# Given exercise:
Take every line from the listing below that includes "Крым" and copy it.

# Provided data:
(begin)

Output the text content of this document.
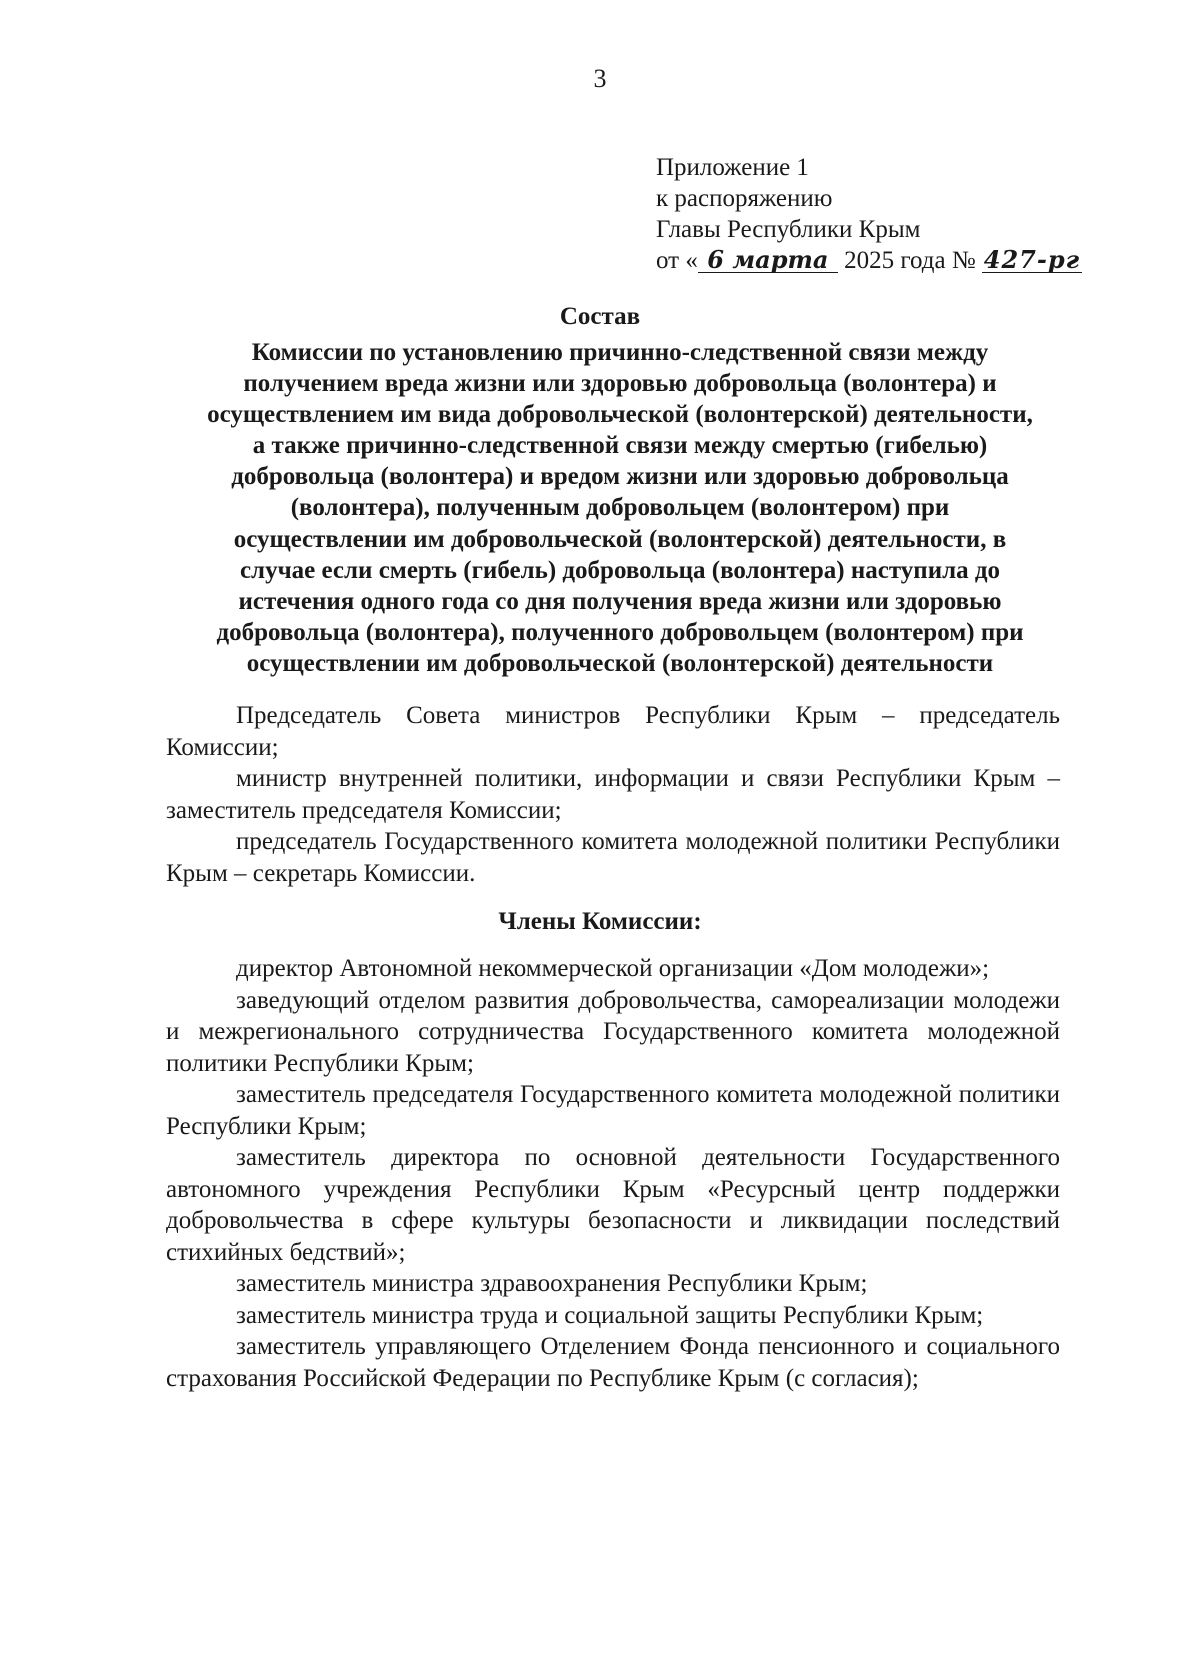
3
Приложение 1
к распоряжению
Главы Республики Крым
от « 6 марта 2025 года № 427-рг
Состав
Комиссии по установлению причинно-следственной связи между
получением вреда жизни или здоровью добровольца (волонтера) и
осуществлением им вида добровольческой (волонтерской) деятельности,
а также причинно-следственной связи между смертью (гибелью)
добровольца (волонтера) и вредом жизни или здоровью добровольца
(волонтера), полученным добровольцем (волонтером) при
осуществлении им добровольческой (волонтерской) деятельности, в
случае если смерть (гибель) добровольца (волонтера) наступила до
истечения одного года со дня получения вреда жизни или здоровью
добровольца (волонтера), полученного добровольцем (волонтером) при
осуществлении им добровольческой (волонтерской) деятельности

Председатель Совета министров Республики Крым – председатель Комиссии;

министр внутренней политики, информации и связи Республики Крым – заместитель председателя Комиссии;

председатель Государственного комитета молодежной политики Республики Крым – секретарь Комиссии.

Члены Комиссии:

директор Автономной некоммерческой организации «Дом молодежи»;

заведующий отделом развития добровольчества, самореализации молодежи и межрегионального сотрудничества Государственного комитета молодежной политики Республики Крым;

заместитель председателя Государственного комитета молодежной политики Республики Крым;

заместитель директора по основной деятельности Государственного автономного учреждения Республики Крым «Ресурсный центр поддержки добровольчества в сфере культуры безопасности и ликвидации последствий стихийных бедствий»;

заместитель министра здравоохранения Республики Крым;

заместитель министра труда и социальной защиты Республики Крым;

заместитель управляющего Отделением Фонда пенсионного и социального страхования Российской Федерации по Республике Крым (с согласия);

(end)
(begin)

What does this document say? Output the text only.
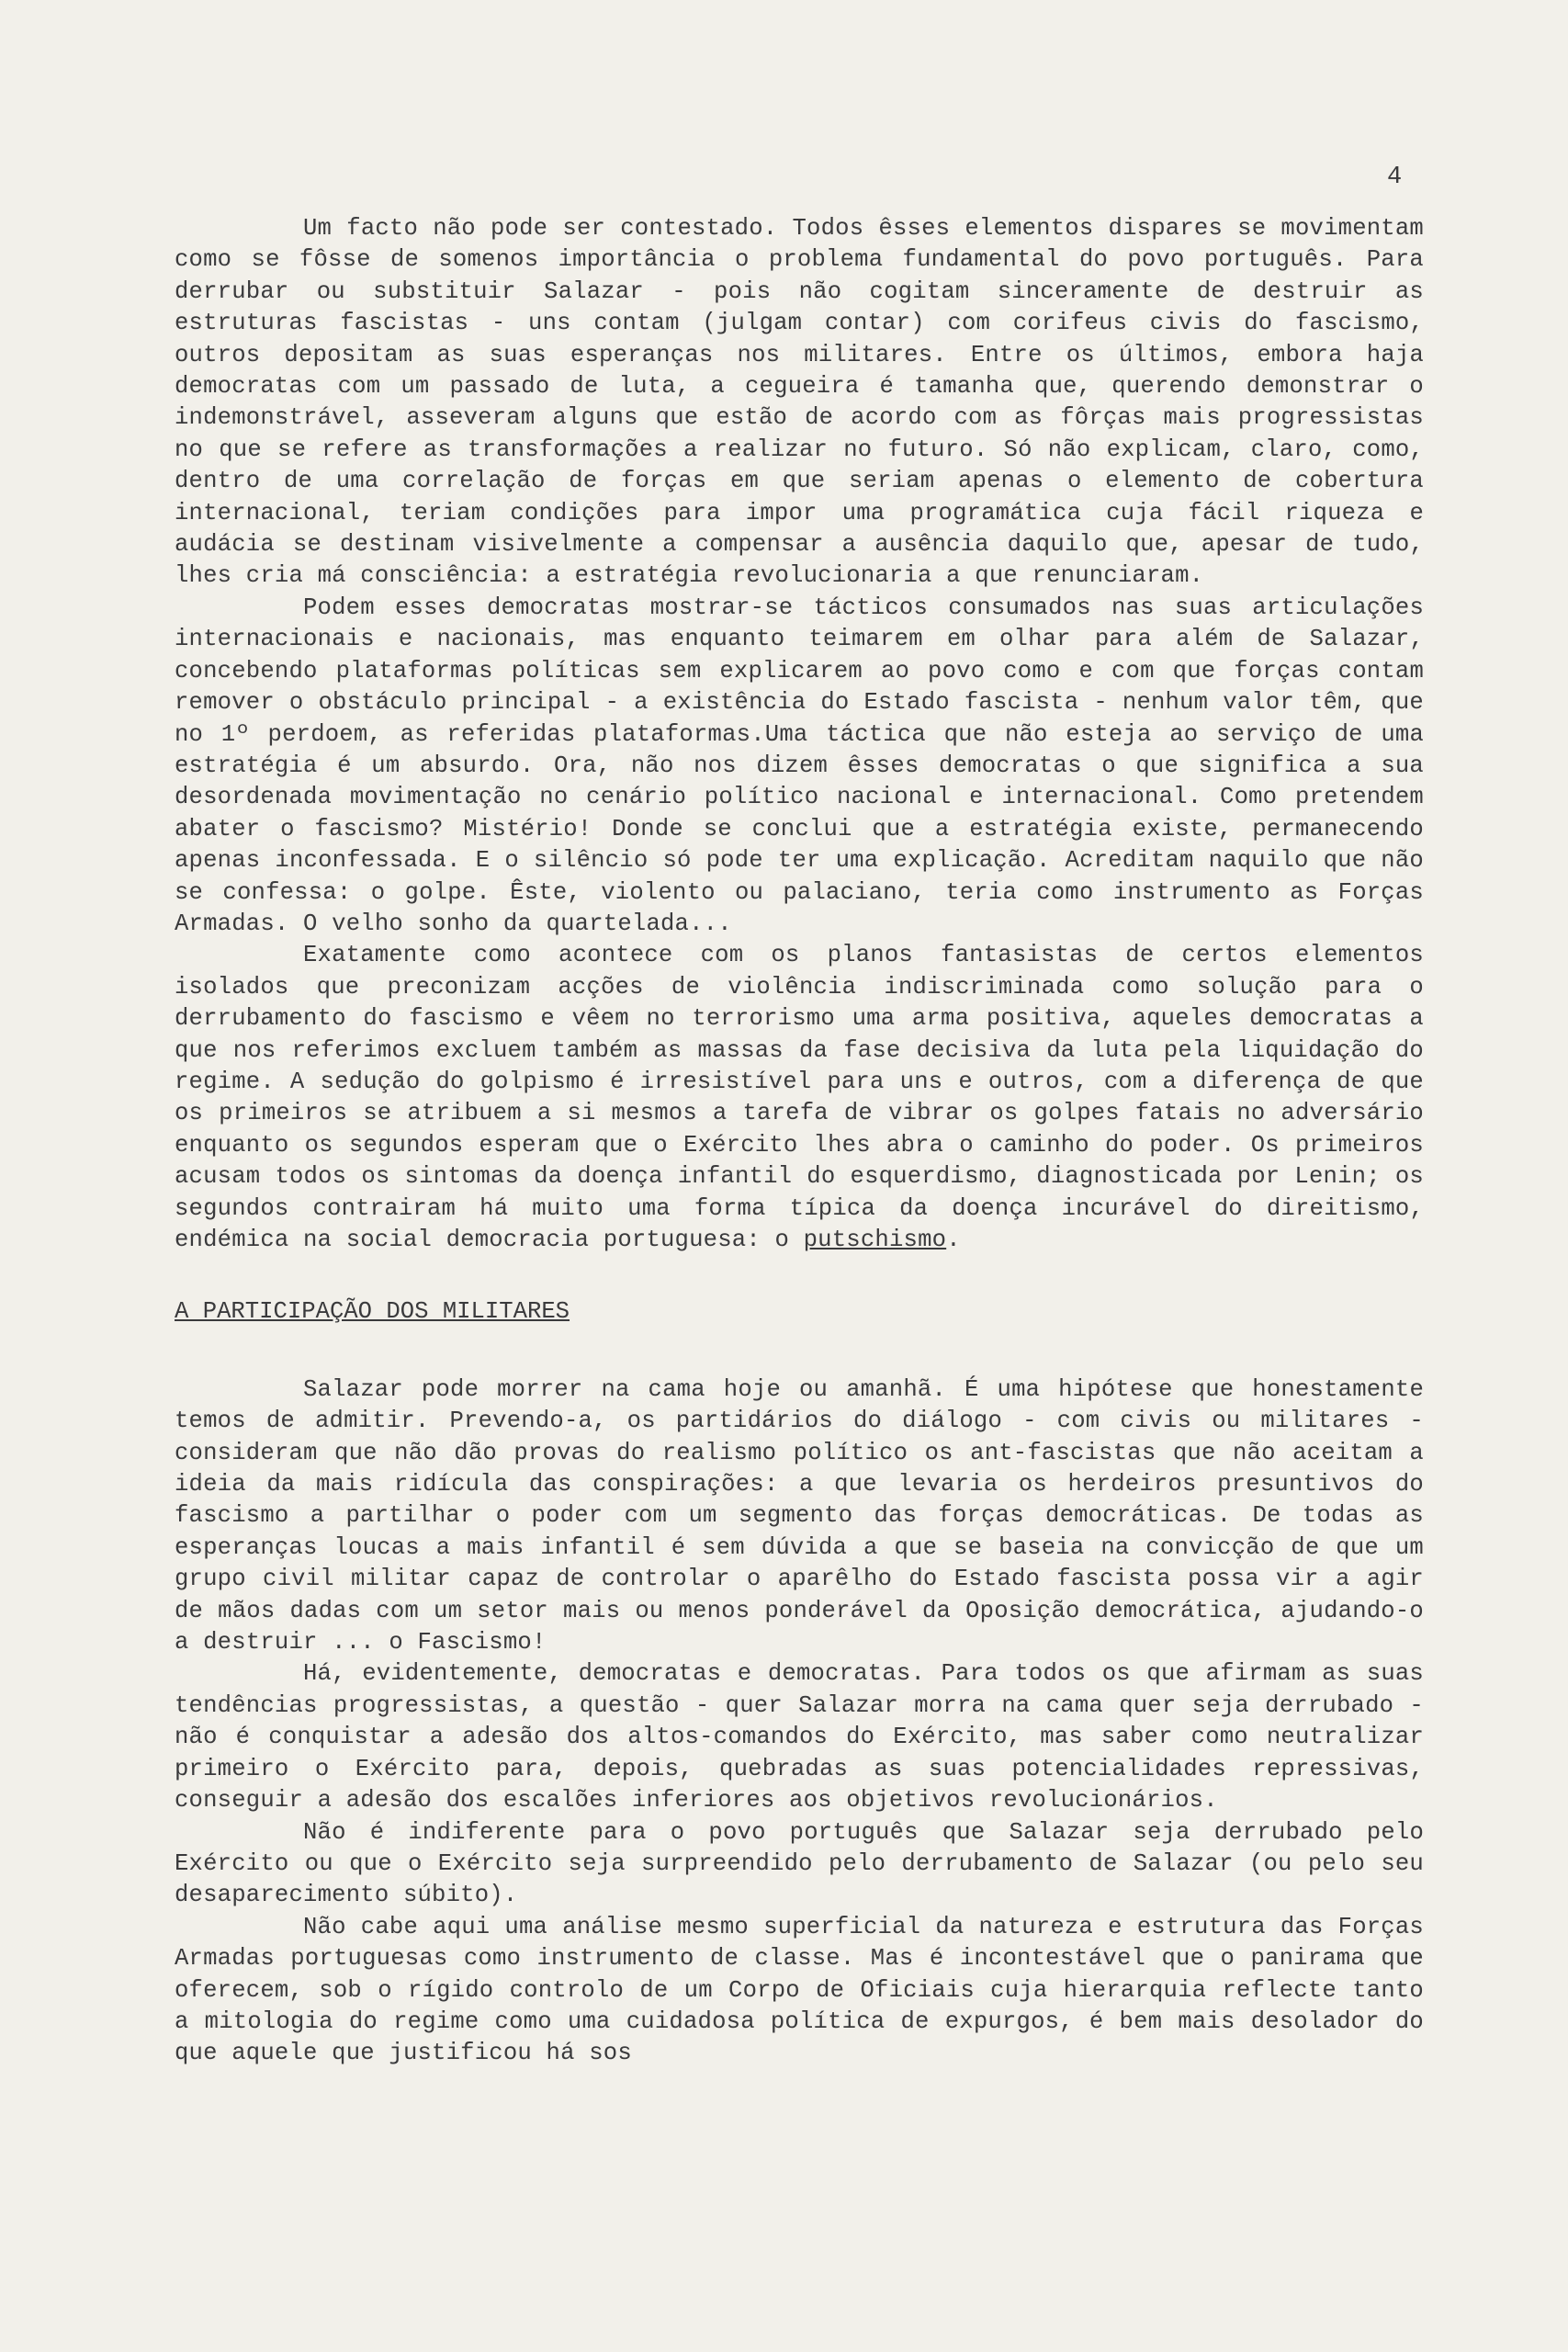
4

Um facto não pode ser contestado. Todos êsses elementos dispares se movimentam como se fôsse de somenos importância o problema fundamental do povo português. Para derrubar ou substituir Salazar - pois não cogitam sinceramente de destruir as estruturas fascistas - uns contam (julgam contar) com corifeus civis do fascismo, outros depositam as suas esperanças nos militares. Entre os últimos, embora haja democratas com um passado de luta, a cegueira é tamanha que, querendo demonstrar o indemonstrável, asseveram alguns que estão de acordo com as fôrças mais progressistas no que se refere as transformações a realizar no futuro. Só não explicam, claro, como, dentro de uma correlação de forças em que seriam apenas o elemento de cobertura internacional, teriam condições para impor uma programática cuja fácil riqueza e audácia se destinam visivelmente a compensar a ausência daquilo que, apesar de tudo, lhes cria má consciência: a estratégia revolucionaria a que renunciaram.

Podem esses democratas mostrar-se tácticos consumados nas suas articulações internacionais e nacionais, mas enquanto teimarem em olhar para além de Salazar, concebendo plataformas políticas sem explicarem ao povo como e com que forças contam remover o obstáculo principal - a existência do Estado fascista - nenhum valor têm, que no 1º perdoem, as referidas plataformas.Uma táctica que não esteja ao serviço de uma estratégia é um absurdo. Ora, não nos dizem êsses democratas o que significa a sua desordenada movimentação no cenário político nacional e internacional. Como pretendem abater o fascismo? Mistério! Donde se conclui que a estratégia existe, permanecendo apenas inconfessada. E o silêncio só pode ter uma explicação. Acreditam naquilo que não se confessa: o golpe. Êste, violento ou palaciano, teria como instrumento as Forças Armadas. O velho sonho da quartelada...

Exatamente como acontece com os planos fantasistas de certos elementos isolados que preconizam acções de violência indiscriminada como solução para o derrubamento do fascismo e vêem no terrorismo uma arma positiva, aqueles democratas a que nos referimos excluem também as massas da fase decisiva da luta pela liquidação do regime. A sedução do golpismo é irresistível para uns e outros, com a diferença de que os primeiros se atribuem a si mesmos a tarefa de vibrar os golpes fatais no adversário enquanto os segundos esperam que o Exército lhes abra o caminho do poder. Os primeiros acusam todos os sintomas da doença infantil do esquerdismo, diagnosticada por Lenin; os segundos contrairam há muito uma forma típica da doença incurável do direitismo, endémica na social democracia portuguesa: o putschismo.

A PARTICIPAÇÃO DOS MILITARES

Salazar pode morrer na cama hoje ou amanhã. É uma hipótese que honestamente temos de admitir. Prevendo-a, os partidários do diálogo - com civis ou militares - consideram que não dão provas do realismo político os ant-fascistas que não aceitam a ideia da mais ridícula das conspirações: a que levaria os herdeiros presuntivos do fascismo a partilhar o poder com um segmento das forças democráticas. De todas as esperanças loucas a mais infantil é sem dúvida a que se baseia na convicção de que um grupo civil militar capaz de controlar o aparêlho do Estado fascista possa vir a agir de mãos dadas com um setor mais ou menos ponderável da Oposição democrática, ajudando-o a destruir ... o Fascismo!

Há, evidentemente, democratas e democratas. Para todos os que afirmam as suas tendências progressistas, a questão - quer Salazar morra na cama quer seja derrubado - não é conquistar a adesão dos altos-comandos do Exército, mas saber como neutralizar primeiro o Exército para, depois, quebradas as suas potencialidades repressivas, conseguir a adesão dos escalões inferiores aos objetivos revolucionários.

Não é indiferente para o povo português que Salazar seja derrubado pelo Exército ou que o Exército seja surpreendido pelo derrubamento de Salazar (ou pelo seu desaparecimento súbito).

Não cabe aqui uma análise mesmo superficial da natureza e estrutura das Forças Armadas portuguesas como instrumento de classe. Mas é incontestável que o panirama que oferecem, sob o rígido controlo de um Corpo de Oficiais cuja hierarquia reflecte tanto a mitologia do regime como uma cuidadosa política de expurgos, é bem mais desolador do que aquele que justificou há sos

(end)

# Exercise result:
Главы Республики Крым
Председатель Совета министров Республики Крым – председатель Комиссии;
министр внутренней политики, информации и связи Республики Крым – заместитель председателя Комиссии;
председатель Государственного комитета молодежной политики Республики Крым – секретарь Комиссии.
заведующий отделом развития добровольчества, самореализации молодежи и межрегионального сотрудничества Государственного комитета молодежной политики Республики Крым;
заместитель председателя Государственного комитета молодежной политики Республики Крым;
заместитель директора по основной деятельности Государственного автономного учреждения Республики Крым «Ресурсный центр поддержки добровольчества в сфере культуры безопасности и ликвидации последствий стихийных бедствий»;
заместитель министра здравоохранения Республики Крым;
заместитель министра труда и социальной защиты Республики Крым;
заместитель управляющего Отделением Фонда пенсионного и социального страхования Российской Федерации по Республике Крым (с согласия);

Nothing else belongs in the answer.